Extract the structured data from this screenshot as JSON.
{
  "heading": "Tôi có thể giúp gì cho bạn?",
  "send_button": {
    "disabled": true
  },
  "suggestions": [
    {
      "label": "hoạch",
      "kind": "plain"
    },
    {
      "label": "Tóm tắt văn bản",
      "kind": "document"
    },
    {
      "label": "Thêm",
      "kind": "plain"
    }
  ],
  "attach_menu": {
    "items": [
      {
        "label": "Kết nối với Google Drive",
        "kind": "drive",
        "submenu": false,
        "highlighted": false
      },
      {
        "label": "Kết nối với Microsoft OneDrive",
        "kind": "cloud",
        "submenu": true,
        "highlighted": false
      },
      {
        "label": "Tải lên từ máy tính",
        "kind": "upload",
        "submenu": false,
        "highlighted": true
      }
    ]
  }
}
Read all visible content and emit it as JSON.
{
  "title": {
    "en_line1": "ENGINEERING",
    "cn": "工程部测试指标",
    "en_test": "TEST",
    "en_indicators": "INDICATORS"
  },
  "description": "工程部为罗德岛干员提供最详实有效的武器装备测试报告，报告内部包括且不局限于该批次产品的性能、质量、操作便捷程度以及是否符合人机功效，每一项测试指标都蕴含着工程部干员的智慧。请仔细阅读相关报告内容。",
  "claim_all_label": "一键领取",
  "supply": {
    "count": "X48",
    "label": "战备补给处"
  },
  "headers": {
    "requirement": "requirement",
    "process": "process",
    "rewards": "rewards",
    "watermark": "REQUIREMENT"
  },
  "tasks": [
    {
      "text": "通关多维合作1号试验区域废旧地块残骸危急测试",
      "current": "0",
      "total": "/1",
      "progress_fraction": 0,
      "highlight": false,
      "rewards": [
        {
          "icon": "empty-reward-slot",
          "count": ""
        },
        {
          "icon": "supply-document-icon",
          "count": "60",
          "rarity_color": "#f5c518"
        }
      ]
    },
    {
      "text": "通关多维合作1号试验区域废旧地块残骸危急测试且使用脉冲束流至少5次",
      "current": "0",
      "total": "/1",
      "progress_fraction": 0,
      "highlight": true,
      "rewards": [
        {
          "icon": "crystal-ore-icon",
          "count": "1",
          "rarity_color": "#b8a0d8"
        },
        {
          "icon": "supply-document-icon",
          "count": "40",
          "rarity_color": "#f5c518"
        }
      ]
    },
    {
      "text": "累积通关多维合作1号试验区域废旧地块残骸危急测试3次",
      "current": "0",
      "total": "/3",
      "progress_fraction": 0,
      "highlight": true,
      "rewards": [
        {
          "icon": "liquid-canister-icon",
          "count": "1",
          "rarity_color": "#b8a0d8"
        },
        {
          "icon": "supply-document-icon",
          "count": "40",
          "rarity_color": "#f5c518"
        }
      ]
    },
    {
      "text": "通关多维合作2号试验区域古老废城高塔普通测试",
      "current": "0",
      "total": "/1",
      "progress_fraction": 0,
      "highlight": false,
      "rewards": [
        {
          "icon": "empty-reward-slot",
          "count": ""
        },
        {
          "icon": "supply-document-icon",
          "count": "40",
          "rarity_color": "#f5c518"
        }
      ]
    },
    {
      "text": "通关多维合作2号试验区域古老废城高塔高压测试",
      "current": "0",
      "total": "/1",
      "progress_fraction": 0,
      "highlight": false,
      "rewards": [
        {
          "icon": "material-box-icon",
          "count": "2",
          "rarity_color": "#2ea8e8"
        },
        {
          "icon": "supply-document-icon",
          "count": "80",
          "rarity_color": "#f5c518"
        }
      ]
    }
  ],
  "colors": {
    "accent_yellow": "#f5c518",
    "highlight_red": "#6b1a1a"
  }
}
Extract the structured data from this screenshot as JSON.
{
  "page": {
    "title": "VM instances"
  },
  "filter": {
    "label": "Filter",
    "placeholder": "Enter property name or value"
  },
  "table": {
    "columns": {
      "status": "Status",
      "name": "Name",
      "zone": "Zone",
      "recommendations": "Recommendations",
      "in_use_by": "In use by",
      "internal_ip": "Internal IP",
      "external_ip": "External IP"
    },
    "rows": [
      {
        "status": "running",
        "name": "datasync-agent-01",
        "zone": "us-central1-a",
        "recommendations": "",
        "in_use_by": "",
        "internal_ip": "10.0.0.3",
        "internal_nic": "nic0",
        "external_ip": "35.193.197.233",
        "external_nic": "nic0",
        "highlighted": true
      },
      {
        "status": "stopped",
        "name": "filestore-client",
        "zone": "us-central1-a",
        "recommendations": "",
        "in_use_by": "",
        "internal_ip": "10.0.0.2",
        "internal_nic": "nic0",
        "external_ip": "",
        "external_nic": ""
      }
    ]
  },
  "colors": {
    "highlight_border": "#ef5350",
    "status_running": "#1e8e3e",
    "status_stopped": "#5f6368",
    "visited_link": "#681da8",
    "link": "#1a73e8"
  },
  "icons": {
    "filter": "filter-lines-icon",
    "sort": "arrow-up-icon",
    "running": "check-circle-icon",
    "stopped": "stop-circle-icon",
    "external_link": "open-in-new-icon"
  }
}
○ ○ ○ ○ ○ ○ ○
### Problem
Tally every line of the data that holds the word "text" and write the count alone.

### Answer in full
5